## [RECORDS SUPPLIED]
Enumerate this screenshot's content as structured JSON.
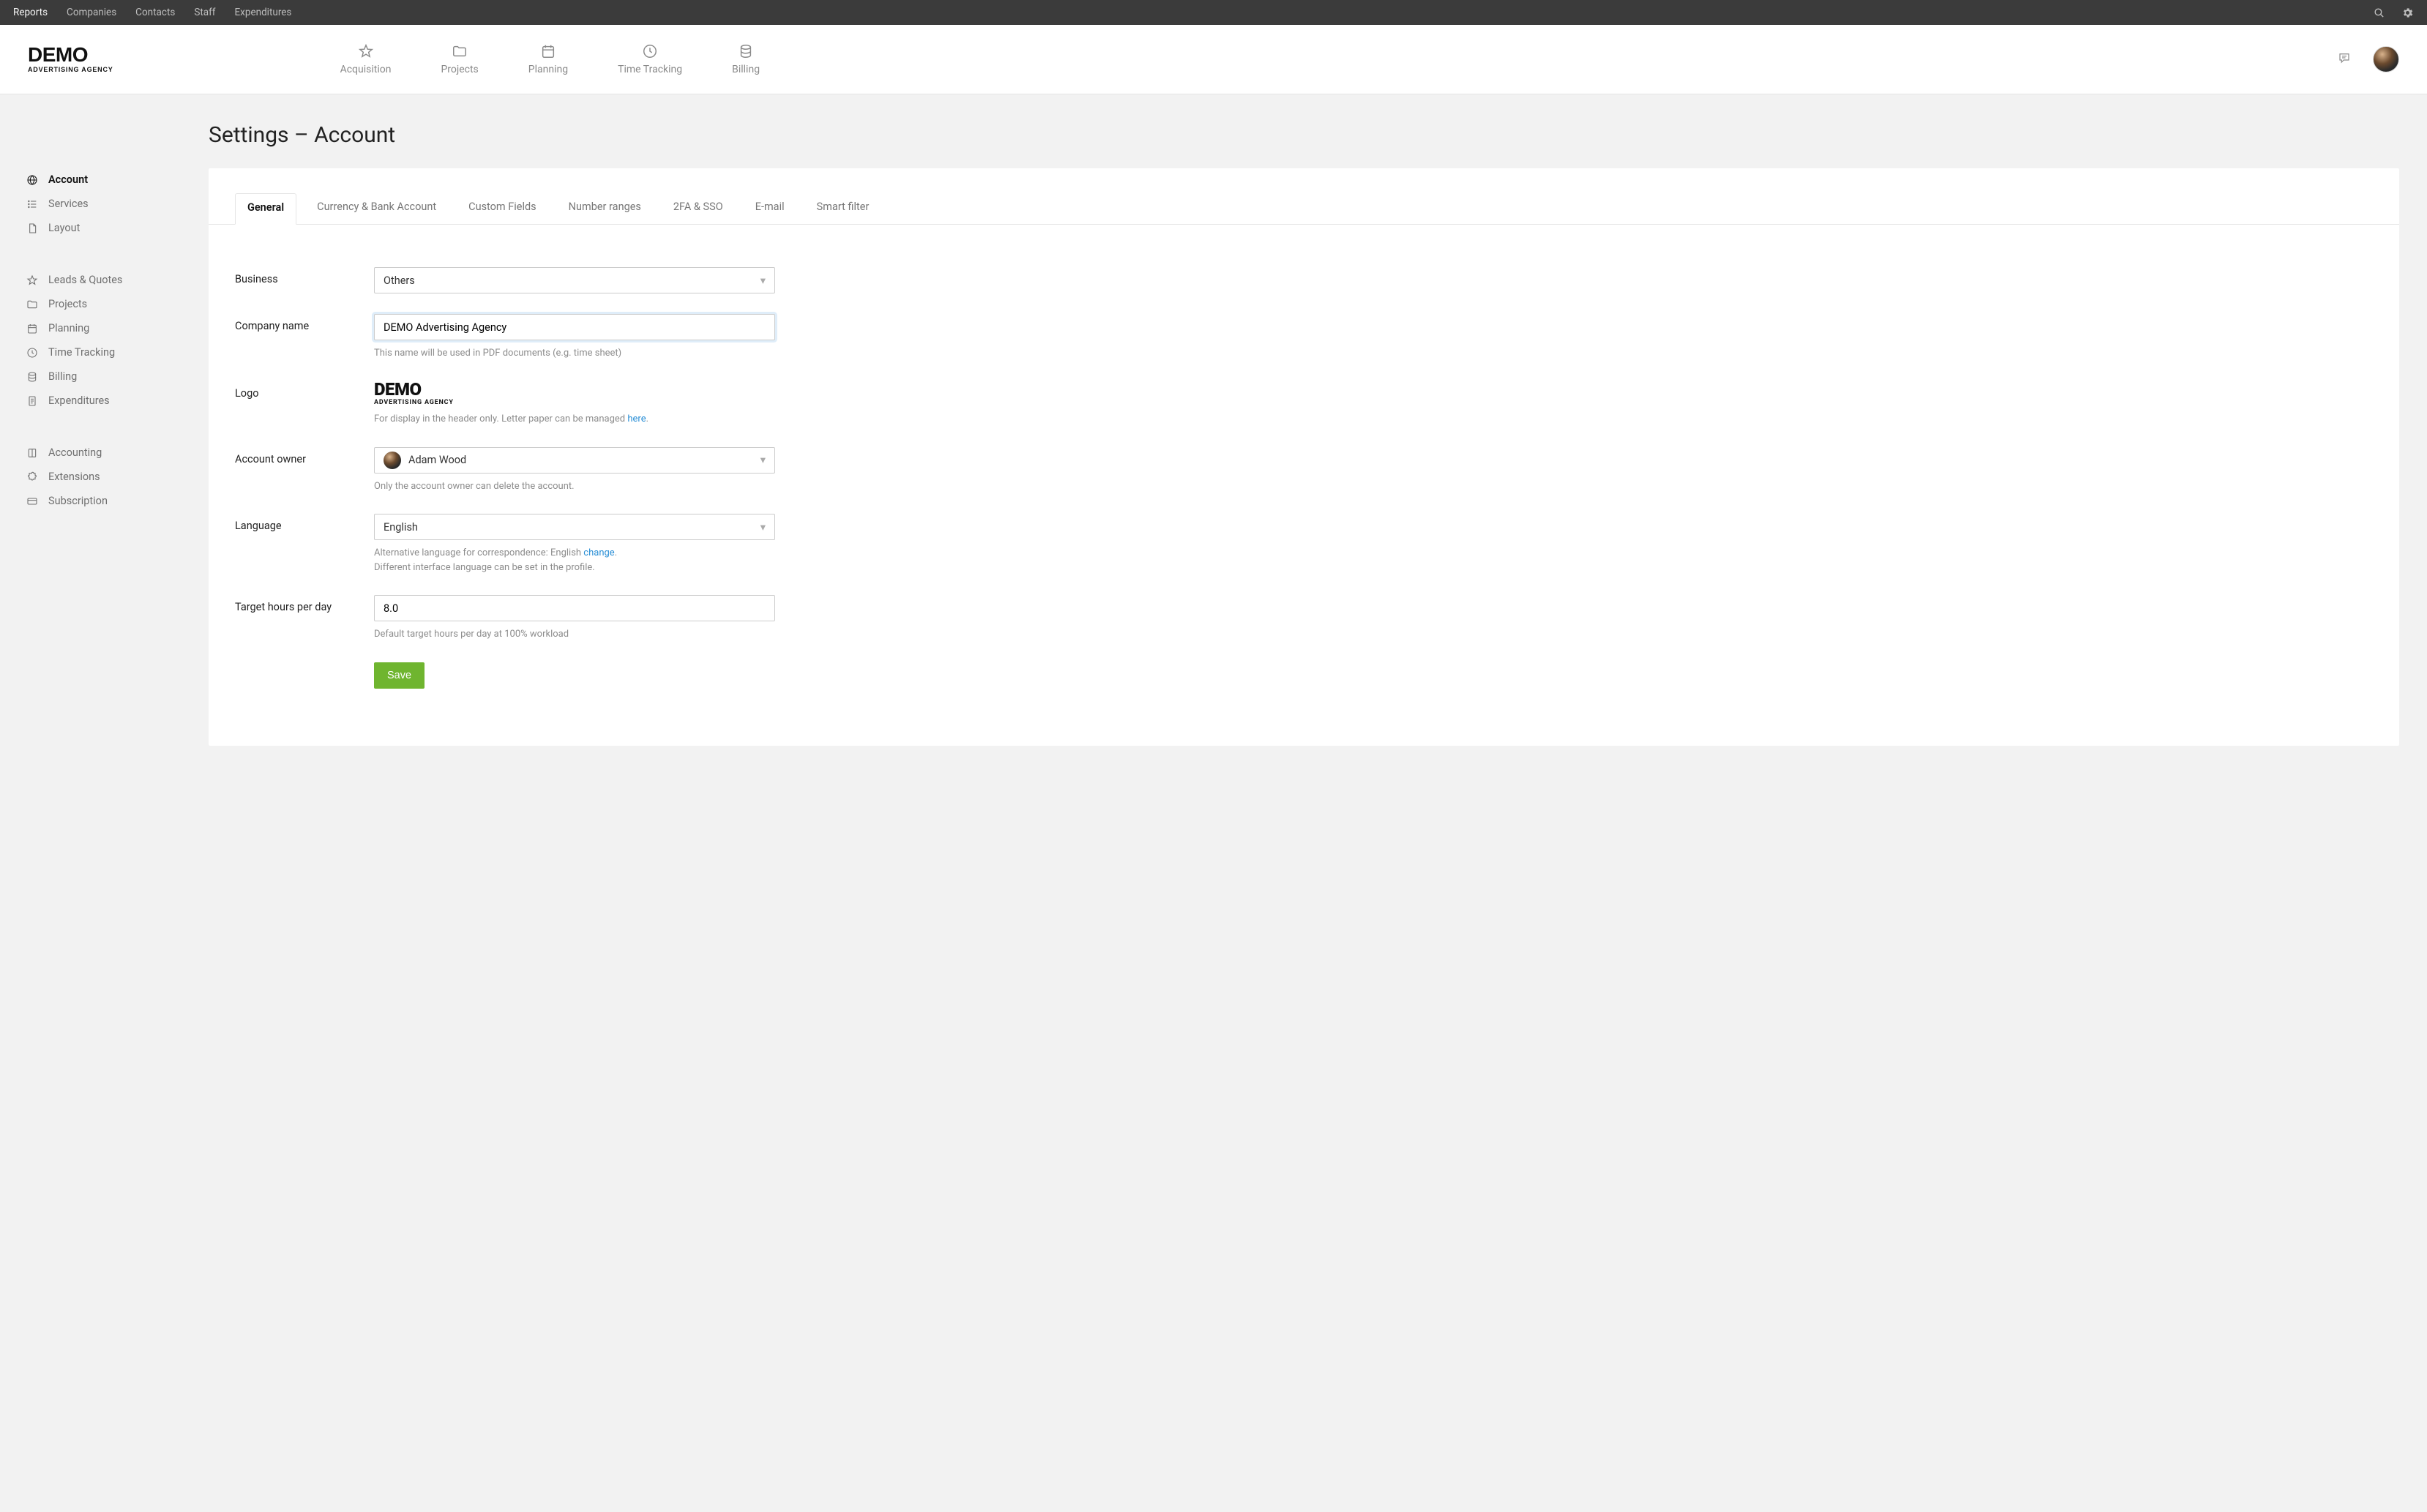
{
  "topnav": {
    "items": [
      "Reports",
      "Companies",
      "Contacts",
      "Staff",
      "Expenditures"
    ],
    "active_index": 0
  },
  "brand": {
    "name": "DEMO",
    "tagline": "ADVERTISING AGENCY"
  },
  "mainnav": {
    "items": [
      {
        "label": "Acquisition"
      },
      {
        "label": "Projects"
      },
      {
        "label": "Planning"
      },
      {
        "label": "Time Tracking"
      },
      {
        "label": "Billing"
      }
    ]
  },
  "page": {
    "title": "Settings – Account"
  },
  "sidebar": {
    "groups": [
      [
        "Account",
        "Services",
        "Layout"
      ],
      [
        "Leads & Quotes",
        "Projects",
        "Planning",
        "Time Tracking",
        "Billing",
        "Expenditures"
      ],
      [
        "Accounting",
        "Extensions",
        "Subscription"
      ]
    ],
    "active": "Account"
  },
  "tabs": {
    "items": [
      "General",
      "Currency & Bank Account",
      "Custom Fields",
      "Number ranges",
      "2FA & SSO",
      "E-mail",
      "Smart filter"
    ],
    "active_index": 0
  },
  "form": {
    "business": {
      "label": "Business",
      "value": "Others"
    },
    "company": {
      "label": "Company name",
      "value": "DEMO Advertising Agency",
      "help": "This name will be used in PDF documents (e.g. time sheet)"
    },
    "logo": {
      "label": "Logo",
      "help_prefix": "For display in the header only. Letter paper can be managed ",
      "help_link": "here",
      "help_suffix": "."
    },
    "owner": {
      "label": "Account owner",
      "value": "Adam Wood",
      "help": "Only the account owner can delete the account."
    },
    "language": {
      "label": "Language",
      "value": "English",
      "help_line1_prefix": "Alternative language for correspondence: English ",
      "help_line1_link": "change",
      "help_line1_suffix": ".",
      "help_line2": "Different interface language can be set in the profile."
    },
    "target_hours": {
      "label": "Target hours per day",
      "value": "8.0",
      "help": "Default target hours per day at 100% workload"
    },
    "save_label": "Save"
  }
}
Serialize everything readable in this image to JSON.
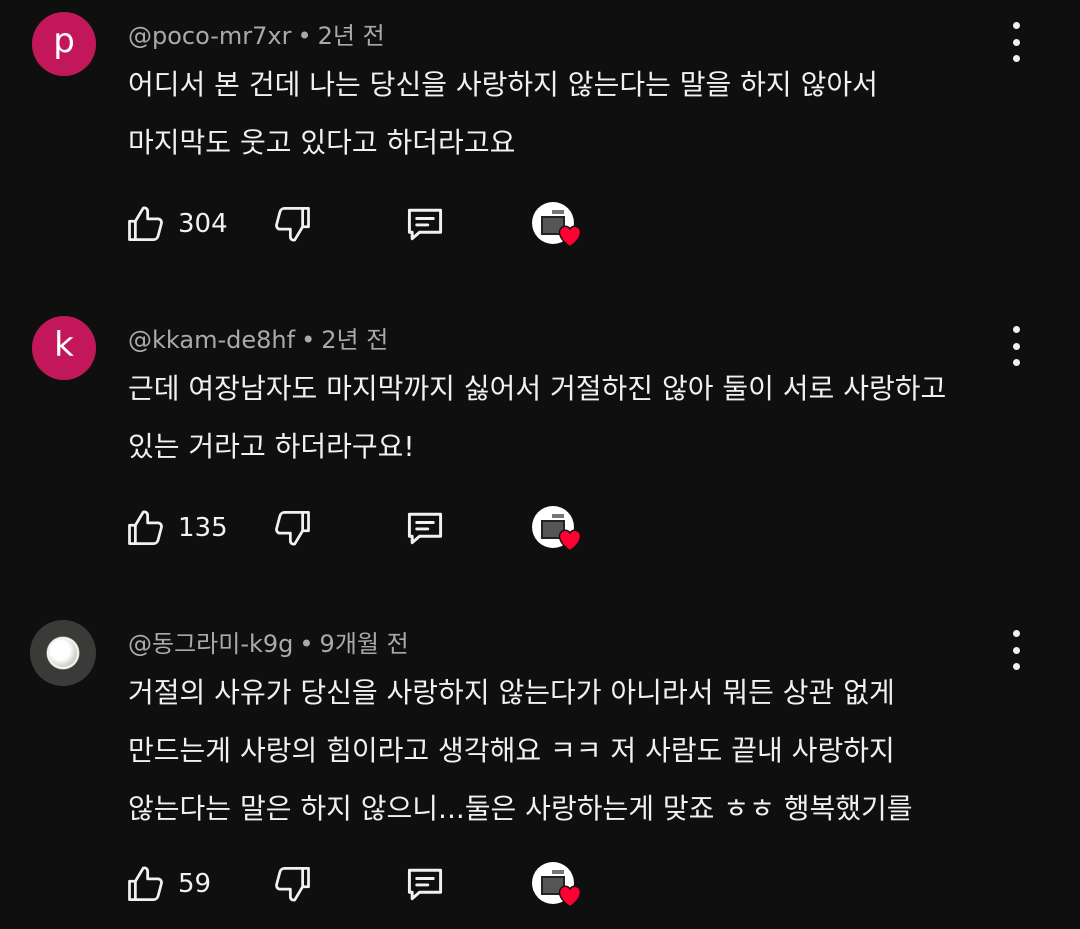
{
  "colors": {
    "background": "#0f0f0f",
    "text": "#f1f1f1",
    "meta": "#aaaaaa",
    "avatar_p": "#c2185b",
    "avatar_k": "#c2185b",
    "heart": "#ff0033"
  },
  "comments": [
    {
      "avatar": {
        "type": "letter",
        "letter": "p",
        "color": "#c2185b"
      },
      "handle": "@poco-mr7xr",
      "separator": "•",
      "time": "2년 전",
      "lines": [
        "어디서 본 건데 나는 당신을 사랑하지 않는다는 말을 하지 않아서",
        "마지막도 웃고 있다고 하더라고요"
      ],
      "likes": "304",
      "icons": [
        "like-icon",
        "dislike-icon",
        "reply-icon",
        "creator-heart-icon",
        "more-vert-icon"
      ]
    },
    {
      "avatar": {
        "type": "letter",
        "letter": "k",
        "color": "#c2185b"
      },
      "handle": "@kkam-de8hf",
      "separator": "•",
      "time": "2년 전",
      "lines": [
        "근데 여장남자도 마지막까지 싫어서 거절하진 않아 둘이 서로 사랑하고",
        "있는 거라고 하더라구요!"
      ],
      "likes": "135",
      "icons": [
        "like-icon",
        "dislike-icon",
        "reply-icon",
        "creator-heart-icon",
        "more-vert-icon"
      ]
    },
    {
      "avatar": {
        "type": "photo",
        "description_icon": "moon-avatar-icon"
      },
      "handle": "@동그라미-k9g",
      "separator": "•",
      "time": "9개월 전",
      "lines": [
        "거절의 사유가 당신을 사랑하지 않는다가 아니라서 뭐든 상관 없게",
        "만드는게 사랑의 힘이라고 생각해요 ㅋㅋ 저 사람도 끝내 사랑하지",
        "않는다는 말은 하지 않으니...둘은 사랑하는게 맞죠 ㅎㅎ 행복했기를"
      ],
      "likes": "59",
      "icons": [
        "like-icon",
        "dislike-icon",
        "reply-icon",
        "creator-heart-icon",
        "more-vert-icon"
      ]
    }
  ]
}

## [WHAT YOU ARE ASKED TO DO]
Looking at the entries above, how many lines contain the word "name"? Answer with the number alone.

## [SOLUTION TO THIS PROBLEM]
3